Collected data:

>> start

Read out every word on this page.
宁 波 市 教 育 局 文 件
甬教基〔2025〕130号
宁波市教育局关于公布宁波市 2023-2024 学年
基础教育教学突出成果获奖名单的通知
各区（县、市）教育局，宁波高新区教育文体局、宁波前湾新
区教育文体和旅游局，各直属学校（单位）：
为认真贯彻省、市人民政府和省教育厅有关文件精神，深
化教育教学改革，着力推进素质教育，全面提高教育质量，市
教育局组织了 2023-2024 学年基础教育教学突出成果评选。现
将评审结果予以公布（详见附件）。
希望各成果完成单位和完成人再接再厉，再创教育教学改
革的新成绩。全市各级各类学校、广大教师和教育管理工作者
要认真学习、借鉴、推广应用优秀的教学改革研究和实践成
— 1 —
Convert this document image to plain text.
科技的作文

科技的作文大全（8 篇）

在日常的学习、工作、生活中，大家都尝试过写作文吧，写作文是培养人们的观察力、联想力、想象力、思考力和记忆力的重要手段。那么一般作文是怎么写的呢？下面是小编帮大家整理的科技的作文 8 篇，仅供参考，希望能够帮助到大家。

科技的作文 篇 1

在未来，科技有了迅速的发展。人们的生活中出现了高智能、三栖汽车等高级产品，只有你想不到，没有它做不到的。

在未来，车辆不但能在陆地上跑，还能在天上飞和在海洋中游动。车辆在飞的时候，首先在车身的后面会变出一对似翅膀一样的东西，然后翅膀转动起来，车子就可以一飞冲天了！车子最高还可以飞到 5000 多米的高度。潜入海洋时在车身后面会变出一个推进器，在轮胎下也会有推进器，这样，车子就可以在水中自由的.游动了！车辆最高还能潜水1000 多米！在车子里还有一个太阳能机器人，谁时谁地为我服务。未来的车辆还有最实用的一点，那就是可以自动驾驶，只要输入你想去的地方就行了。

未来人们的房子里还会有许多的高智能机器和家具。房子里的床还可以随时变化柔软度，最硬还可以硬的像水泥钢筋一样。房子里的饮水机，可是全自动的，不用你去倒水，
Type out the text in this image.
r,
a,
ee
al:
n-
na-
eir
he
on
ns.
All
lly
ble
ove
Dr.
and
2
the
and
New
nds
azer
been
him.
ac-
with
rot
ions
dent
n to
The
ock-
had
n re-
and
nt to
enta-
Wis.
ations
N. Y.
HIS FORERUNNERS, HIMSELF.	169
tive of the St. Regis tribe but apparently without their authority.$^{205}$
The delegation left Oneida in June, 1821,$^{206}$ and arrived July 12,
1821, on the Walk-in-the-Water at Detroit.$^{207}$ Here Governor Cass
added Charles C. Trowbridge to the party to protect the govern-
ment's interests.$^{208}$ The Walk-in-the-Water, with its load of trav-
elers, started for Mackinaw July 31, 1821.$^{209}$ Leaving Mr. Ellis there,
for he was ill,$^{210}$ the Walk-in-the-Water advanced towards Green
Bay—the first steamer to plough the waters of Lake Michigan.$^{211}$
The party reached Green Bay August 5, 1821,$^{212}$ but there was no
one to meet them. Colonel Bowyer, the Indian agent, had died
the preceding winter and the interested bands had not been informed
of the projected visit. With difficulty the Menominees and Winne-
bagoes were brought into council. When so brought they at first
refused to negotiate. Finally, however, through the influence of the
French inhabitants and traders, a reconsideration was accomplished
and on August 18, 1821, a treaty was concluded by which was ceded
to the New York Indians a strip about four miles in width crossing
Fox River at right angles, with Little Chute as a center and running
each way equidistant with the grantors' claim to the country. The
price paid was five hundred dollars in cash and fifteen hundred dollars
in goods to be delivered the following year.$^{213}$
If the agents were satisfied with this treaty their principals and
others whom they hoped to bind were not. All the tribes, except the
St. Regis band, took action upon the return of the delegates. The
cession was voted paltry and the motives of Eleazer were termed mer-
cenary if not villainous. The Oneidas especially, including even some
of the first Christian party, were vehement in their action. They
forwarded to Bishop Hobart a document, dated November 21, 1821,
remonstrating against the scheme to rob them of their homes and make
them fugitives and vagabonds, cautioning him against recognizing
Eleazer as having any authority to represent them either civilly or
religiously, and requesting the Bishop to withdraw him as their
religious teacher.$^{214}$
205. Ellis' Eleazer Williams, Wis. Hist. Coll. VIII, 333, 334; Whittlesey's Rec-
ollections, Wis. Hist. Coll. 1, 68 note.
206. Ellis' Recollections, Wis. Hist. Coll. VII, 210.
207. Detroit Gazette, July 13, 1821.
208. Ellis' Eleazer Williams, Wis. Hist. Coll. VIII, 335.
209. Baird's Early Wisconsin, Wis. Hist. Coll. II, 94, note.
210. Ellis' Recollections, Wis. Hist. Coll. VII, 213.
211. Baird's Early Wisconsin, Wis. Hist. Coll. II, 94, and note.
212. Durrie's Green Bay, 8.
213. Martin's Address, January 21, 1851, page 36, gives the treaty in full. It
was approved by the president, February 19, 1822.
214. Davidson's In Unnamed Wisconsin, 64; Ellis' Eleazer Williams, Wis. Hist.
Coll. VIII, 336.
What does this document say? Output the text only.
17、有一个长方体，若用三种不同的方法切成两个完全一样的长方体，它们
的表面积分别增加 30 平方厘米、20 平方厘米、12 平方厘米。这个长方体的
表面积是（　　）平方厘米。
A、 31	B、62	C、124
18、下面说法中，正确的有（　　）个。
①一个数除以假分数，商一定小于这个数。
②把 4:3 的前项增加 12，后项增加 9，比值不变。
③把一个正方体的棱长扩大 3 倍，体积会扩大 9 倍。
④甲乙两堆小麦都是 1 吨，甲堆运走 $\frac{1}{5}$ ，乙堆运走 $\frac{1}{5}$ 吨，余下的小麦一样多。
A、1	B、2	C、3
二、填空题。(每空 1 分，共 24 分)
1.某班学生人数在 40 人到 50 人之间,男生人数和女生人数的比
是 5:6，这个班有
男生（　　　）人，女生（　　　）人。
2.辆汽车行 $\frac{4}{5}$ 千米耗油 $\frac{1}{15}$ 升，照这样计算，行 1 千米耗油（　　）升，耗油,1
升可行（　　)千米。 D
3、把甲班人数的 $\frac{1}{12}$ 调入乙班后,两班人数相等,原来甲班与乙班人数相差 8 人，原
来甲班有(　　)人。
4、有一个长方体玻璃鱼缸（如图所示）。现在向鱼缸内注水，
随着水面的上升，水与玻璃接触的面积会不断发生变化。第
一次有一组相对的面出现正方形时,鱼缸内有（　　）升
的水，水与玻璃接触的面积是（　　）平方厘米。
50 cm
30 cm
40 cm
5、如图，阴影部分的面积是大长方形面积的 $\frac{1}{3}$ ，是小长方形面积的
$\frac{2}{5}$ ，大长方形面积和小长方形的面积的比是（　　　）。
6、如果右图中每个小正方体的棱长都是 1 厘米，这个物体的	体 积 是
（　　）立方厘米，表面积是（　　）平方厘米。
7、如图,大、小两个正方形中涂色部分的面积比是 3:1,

>> end

(YOUR INSTRUCTIONS):
Extract all of the data shown above and repeat it verbatim.

(PROBLEM SOLUTION):
Read out every word on this page.
宁 波 市 教 育 局 文 件
甬教基〔2025〕130号
宁波市教育局关于公布宁波市 2023-2024 学年
基础教育教学突出成果获奖名单的通知
各区（县、市）教育局，宁波高新区教育文体局、宁波前湾新
区教育文体和旅游局，各直属学校（单位）：
为认真贯彻省、市人民政府和省教育厅有关文件精神，深
化教育教学改革，着力推进素质教育，全面提高教育质量，市
教育局组织了 2023-2024 学年基础教育教学突出成果评选。现
将评审结果予以公布（详见附件）。
希望各成果完成单位和完成人再接再厉，再创教育教学改
革的新成绩。全市各级各类学校、广大教师和教育管理工作者
要认真学习、借鉴、推广应用优秀的教学改革研究和实践成
— 1 —
Convert this document image to plain text.
科技的作文

科技的作文大全（8 篇）

在日常的学习、工作、生活中，大家都尝试过写作文吧，写作文是培养人们的观察力、联想力、想象力、思考力和记忆力的重要手段。那么一般作文是怎么写的呢？下面是小编帮大家整理的科技的作文 8 篇，仅供参考，希望能够帮助到大家。

科技的作文 篇 1

在未来，科技有了迅速的发展。人们的生活中出现了高智能、三栖汽车等高级产品，只有你想不到，没有它做不到的。

在未来，车辆不但能在陆地上跑，还能在天上飞和在海洋中游动。车辆在飞的时候，首先在车身的后面会变出一对似翅膀一样的东西，然后翅膀转动起来，车子就可以一飞冲天了！车子最高还可以飞到 5000 多米的高度。潜入海洋时在车身后面会变出一个推进器，在轮胎下也会有推进器，这样，车子就可以在水中自由的.游动了！车辆最高还能潜水1000 多米！在车子里还有一个太阳能机器人，谁时谁地为我服务。未来的车辆还有最实用的一点，那就是可以自动驾驶，只要输入你想去的地方就行了。

未来人们的房子里还会有许多的高智能机器和家具。房子里的床还可以随时变化柔软度，最硬还可以硬的像水泥钢筋一样。房子里的饮水机，可是全自动的，不用你去倒水，
Type out the text in this image.
r,
a,
ee
al:
n-
na-
eir
he
on
ns.
All
lly
ble
ove
Dr.
and
2
the
and
New
nds
azer
been
him.
ac-
with
rot
ions
dent
n to
The
ock-
had
n re-
and
nt to
enta-
Wis.
ations
N. Y.
HIS FORERUNNERS, HIMSELF.	169
tive of the St. Regis tribe but apparently without their authority.$^{205}$
The delegation left Oneida in June, 1821,$^{206}$ and arrived July 12,
1821, on the Walk-in-the-Water at Detroit.$^{207}$ Here Governor Cass
added Charles C. Trowbridge to the party to protect the govern-
ment's interests.$^{208}$ The Walk-in-the-Water, with its load of trav-
elers, started for Mackinaw July 31, 1821.$^{209}$ Leaving Mr. Ellis there,
for he was ill,$^{210}$ the Walk-in-the-Water advanced towards Green
Bay—the first steamer to plough the waters of Lake Michigan.$^{211}$
The party reached Green Bay August 5, 1821,$^{212}$ but there was no
one to meet them. Colonel Bowyer, the Indian agent, had died
the preceding winter and the interested bands had not been informed
of the projected visit. With difficulty the Menominees and Winne-
bagoes were brought into council. When so brought they at first
refused to negotiate. Finally, however, through the influence of the
French inhabitants and traders, a reconsideration was accomplished
and on August 18, 1821, a treaty was concluded by which was ceded
to the New York Indians a strip about four miles in width crossing
Fox River at right angles, with Little Chute as a center and running
each way equidistant with the grantors' claim to the country. The
price paid was five hundred dollars in cash and fifteen hundred dollars
in goods to be delivered the following year.$^{213}$
If the agents were satisfied with this treaty their principals and
others whom they hoped to bind were not. All the tribes, except the
St. Regis band, took action upon the return of the delegates. The
cession was voted paltry and the motives of Eleazer were termed mer-
cenary if not villainous. The Oneidas especially, including even some
of the first Christian party, were vehement in their action. They
forwarded to Bishop Hobart a document, dated November 21, 1821,
remonstrating against the scheme to rob them of their homes and make
them fugitives and vagabonds, cautioning him against recognizing
Eleazer as having any authority to represent them either civilly or
religiously, and requesting the Bishop to withdraw him as their
religious teacher.$^{214}$
205. Ellis' Eleazer Williams, Wis. Hist. Coll. VIII, 333, 334; Whittlesey's Rec-
ollections, Wis. Hist. Coll. 1, 68 note.
206. Ellis' Recollections, Wis. Hist. Coll. VII, 210.
207. Detroit Gazette, July 13, 1821.
208. Ellis' Eleazer Williams, Wis. Hist. Coll. VIII, 335.
209. Baird's Early Wisconsin, Wis. Hist. Coll. II, 94, note.
210. Ellis' Recollections, Wis. Hist. Coll. VII, 213.
211. Baird's Early Wisconsin, Wis. Hist. Coll. II, 94, and note.
212. Durrie's Green Bay, 8.
213. Martin's Address, January 21, 1851, page 36, gives the treaty in full. It
was approved by the president, February 19, 1822.
214. Davidson's In Unnamed Wisconsin, 64; Ellis' Eleazer Williams, Wis. Hist.
Coll. VIII, 336.
What does this document say? Output the text only.
17、有一个长方体，若用三种不同的方法切成两个完全一样的长方体，它们
的表面积分别增加 30 平方厘米、20 平方厘米、12 平方厘米。这个长方体的
表面积是（　　）平方厘米。
A、 31	B、62	C、124
18、下面说法中，正确的有（　　）个。
①一个数除以假分数，商一定小于这个数。
②把 4:3 的前项增加 12，后项增加 9，比值不变。
③把一个正方体的棱长扩大 3 倍，体积会扩大 9 倍。
④甲乙两堆小麦都是 1 吨，甲堆运走 $\frac{1}{5}$ ，乙堆运走 $\frac{1}{5}$ 吨，余下的小麦一样多。
A、1	B、2	C、3
二、填空题。(每空 1 分，共 24 分)
1.某班学生人数在 40 人到 50 人之间,男生人数和女生人数的比
是 5:6，这个班有
男生（　　　）人，女生（　　　）人。
2.辆汽车行 $\frac{4}{5}$ 千米耗油 $\frac{1}{15}$ 升，照这样计算，行 1 千米耗油（　　）升，耗油,1
升可行（　　)千米。 D
3、把甲班人数的 $\frac{1}{12}$ 调入乙班后,两班人数相等,原来甲班与乙班人数相差 8 人，原
来甲班有(　　)人。
4、有一个长方体玻璃鱼缸（如图所示）。现在向鱼缸内注水，
随着水面的上升，水与玻璃接触的面积会不断发生变化。第
一次有一组相对的面出现正方形时,鱼缸内有（　　）升
的水，水与玻璃接触的面积是（　　）平方厘米。
50 cm
30 cm
40 cm
5、如图，阴影部分的面积是大长方形面积的 $\frac{1}{3}$ ，是小长方形面积的
$\frac{2}{5}$ ，大长方形面积和小长方形的面积的比是（　　　）。
6、如果右图中每个小正方体的棱长都是 1 厘米，这个物体的	体 积 是
（　　）立方厘米，表面积是（　　）平方厘米。
7、如图,大、小两个正方形中涂色部分的面积比是 3:1,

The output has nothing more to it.